■ Task: All lines in which the word "nocturn" occurs are to be extracted.

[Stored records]
%%
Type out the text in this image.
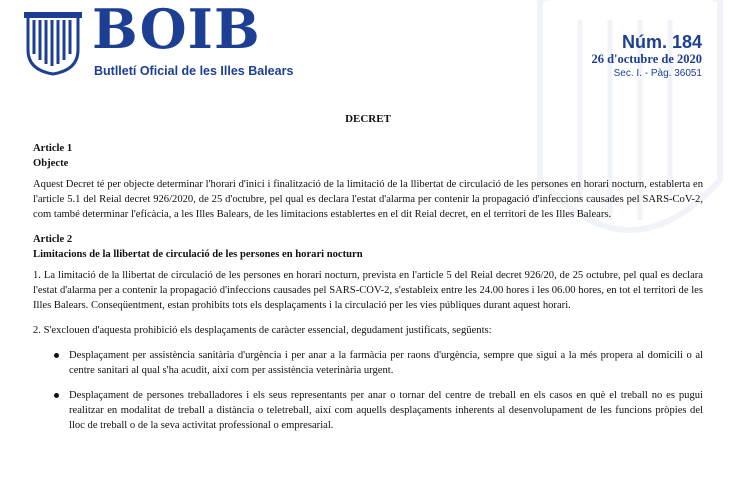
BOIB
Butlletí Oficial de les Illes Balears
Núm. 184
26 d'octubre de 2020
Sec. I. - Pàg. 36051
DECRET
Article 1
Objecte

Aquest Decret té per objecte determinar l'horari d'inici i finalització de la limitació de la llibertat de circulació de les persones en horari nocturn, establerta en l'article 5.1 del Reial decret 926/2020, de 25 d'octubre, pel qual es declara l'estat d'alarma per contenir la propagació d'infeccions causades pel SARS-CoV-2, com també determinar l'eficàcia, a les Illes Balears, de les limitacions establertes en el dit Reial decret, en el territori de les Illes Balears.

Article 2
Limitacions de la llibertat de circulació de les persones en horari nocturn

1. La limitació de la llibertat de circulació de les persones en horari nocturn, prevista en l'article 5 del Reial decret 926/20, de 25 octubre, pel qual es declara l'estat d'alarma per a contenir la propagació d'infeccions causades pel SARS-COV-2, s'estableix entre les 24.00 hores i les 06.00 hores, en tot el territori de les Illes Balears. Conseqüentment, estan prohibits tots els desplaçaments i la circulació per les vies públiques durant aquest horari.

2. S'exclouen d'aquesta prohibició els desplaçaments de caràcter essencial, degudament justificats, següents:

Desplaçament per assistència sanitària d'urgència i per anar a la farmàcia per raons d'urgència, sempre que sigui a la més propera al domicili o al centre sanitari al qual s'ha acudit, així com per assistència veterinària urgent.
Desplaçament de persones treballadores i els seus representants per anar o tornar del centre de treball en els casos en què el treball no es pugui realitzar en modalitat de treball a distància o teletreball, així com aquells desplaçaments inherents al desenvolupament de les funcions pròpies del lloc de treball o de la seva activitat professional o empresarial.
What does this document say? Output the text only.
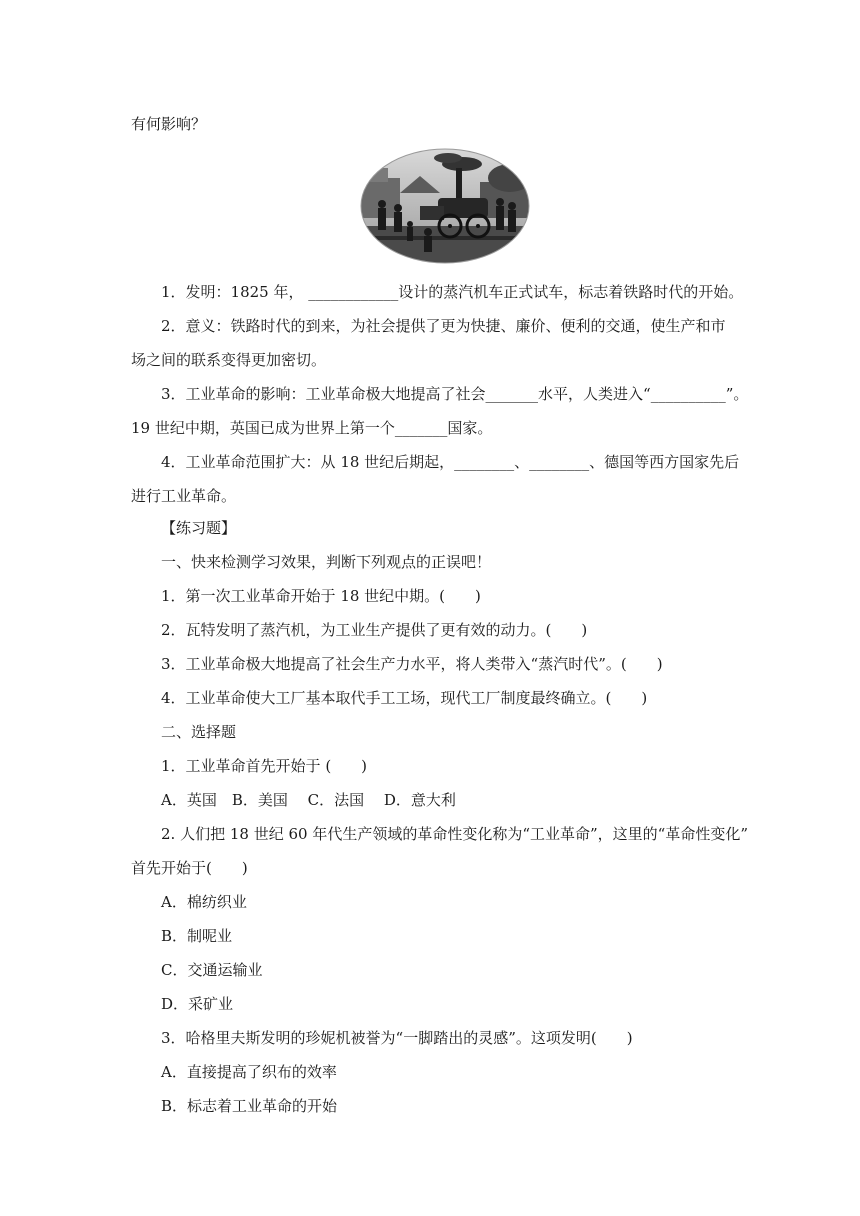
有何影响？
1．发明：1825 年， ____________设计的蒸汽机车正式试车，标志着铁路时代的开始。
2．意义：铁路时代的到来，为社会提供了更为快捷、廉价、便利的交通，使生产和市
场之间的联系变得更加密切。
3．工业革命的影响：工业革命极大地提高了社会_______水平，人类进入“__________”。
19 世纪中期，英国已成为世界上第一个_______国家。
4．工业革命范围扩大：从 18 世纪后期起，________、________、德国等西方国家先后
进行工业革命。
【练习题】
一、快来检测学习效果，判断下列观点的正误吧！
1．第一次工业革命开始于 18 世纪中期。(　　)
2．瓦特发明了蒸汽机，为工业生产提供了更有效的动力。(　　)
3．工业革命极大地提高了社会生产力水平，将人类带入“蒸汽时代”。(　　)
4．工业革命使大工厂基本取代手工工场，现代工厂制度最终确立。(　　)
二、选择题
1．工业革命首先开始于 (　　)
A．英国　B．美国　 C．法国　 D．意大利
2. 人们把 18 世纪 60 年代生产领域的革命性变化称为“工业革命”，这里的“革命性变化”
首先开始于(　　)
A．棉纺织业
B．制呢业
C．交通运输业
D．采矿业
3．哈格里夫斯发明的珍妮机被誉为“一脚踏出的灵感”。这项发明(　　)
A．直接提高了织布的效率
B．标志着工业革命的开始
%%
■ Written answer:
Aquest Decret té per objecte determinar l'horari d'inici i finalització de la limitació de la llibertat de circulació de les persones en horari nocturn, establerta en l'article 5.1 del Reial decret 926/2020, de 25 d'octubre, pel qual es declara l'estat d'alarma per contenir la propagació d'infeccions causades pel SARS-CoV-2, com també determinar l'eficàcia, a les Illes Balears, de les limitacions establertes en el dit Reial decret, en el territori de les Illes Balears.
Limitacions de la llibertat de circulació de les persones en horari nocturn
1. La limitació de la llibertat de circulació de les persones en horari nocturn, prevista en l'article 5 del Reial decret 926/20, de 25 octubre, pel qual es declara l'estat d'alarma per a contenir la propagació d'infeccions causades pel SARS-COV-2, s'estableix entre les 24.00 hores i les 06.00 hores, en tot el territori de les Illes Balears. Conseqüentment, estan prohibits tots els desplaçaments i la circulació per les vies públiques durant aquest horari.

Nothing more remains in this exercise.